WHAT YOU HAVE TO DO:
Of the lines in the entries, how many hold the word "color"? Give that number alone.

** Begin EXERCISE DATA **

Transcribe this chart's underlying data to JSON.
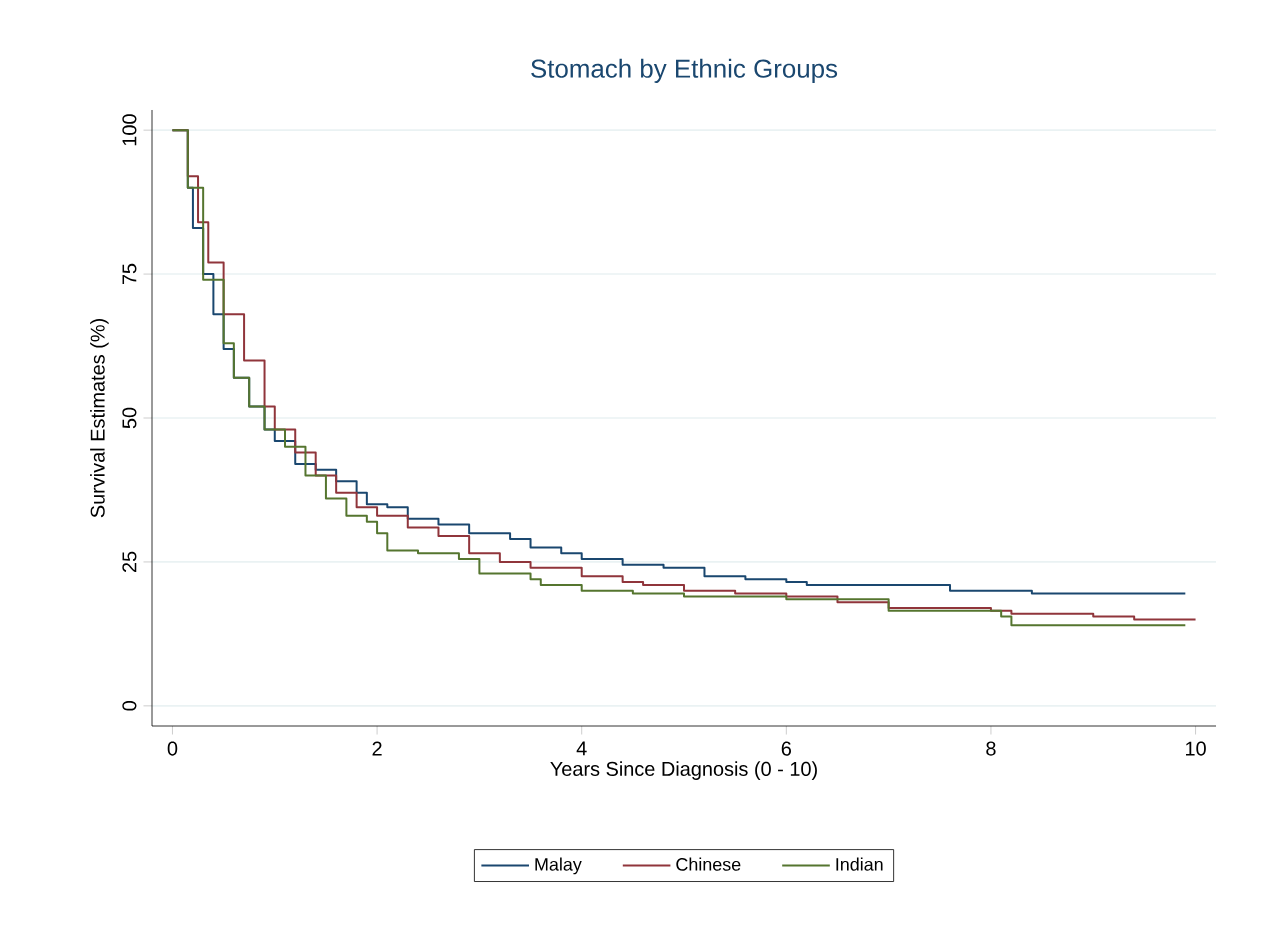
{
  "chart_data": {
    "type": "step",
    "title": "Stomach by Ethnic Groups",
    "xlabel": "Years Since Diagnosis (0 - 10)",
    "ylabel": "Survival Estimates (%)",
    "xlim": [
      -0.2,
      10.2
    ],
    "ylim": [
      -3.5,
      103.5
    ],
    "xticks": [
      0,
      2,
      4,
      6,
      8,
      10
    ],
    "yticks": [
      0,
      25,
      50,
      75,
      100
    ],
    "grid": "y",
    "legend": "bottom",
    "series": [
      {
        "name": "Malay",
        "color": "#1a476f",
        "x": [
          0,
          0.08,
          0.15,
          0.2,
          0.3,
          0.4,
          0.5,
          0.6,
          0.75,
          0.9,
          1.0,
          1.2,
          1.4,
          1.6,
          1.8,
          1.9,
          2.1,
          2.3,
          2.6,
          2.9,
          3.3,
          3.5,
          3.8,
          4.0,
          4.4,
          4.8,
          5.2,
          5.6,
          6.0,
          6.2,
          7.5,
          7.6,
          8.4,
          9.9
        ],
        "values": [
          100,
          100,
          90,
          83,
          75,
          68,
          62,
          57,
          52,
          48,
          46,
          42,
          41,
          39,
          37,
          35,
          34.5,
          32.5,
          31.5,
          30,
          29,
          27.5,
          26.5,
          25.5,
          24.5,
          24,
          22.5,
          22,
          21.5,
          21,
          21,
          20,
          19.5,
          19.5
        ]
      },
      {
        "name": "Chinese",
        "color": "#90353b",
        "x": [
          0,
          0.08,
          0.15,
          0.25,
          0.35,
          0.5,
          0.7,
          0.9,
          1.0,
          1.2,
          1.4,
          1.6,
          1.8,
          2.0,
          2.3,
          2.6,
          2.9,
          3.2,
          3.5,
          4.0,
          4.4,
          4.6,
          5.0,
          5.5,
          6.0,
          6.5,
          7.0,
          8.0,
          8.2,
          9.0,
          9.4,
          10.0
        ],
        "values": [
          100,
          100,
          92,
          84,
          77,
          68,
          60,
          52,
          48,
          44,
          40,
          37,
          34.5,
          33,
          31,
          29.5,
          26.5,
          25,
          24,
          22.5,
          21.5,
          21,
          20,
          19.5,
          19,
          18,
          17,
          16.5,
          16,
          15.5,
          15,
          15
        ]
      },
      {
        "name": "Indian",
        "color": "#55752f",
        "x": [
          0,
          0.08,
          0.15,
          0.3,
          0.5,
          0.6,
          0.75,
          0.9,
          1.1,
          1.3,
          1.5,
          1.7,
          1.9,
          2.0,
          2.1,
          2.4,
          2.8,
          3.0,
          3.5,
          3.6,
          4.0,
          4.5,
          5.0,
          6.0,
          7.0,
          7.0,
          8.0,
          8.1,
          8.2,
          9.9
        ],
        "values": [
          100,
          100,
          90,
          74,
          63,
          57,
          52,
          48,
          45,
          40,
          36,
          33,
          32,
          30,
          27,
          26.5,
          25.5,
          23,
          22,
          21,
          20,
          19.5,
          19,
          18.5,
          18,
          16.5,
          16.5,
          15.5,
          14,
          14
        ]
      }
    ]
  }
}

** End EXERCISE DATA **

ANSWER TO THE EXERCISE:
3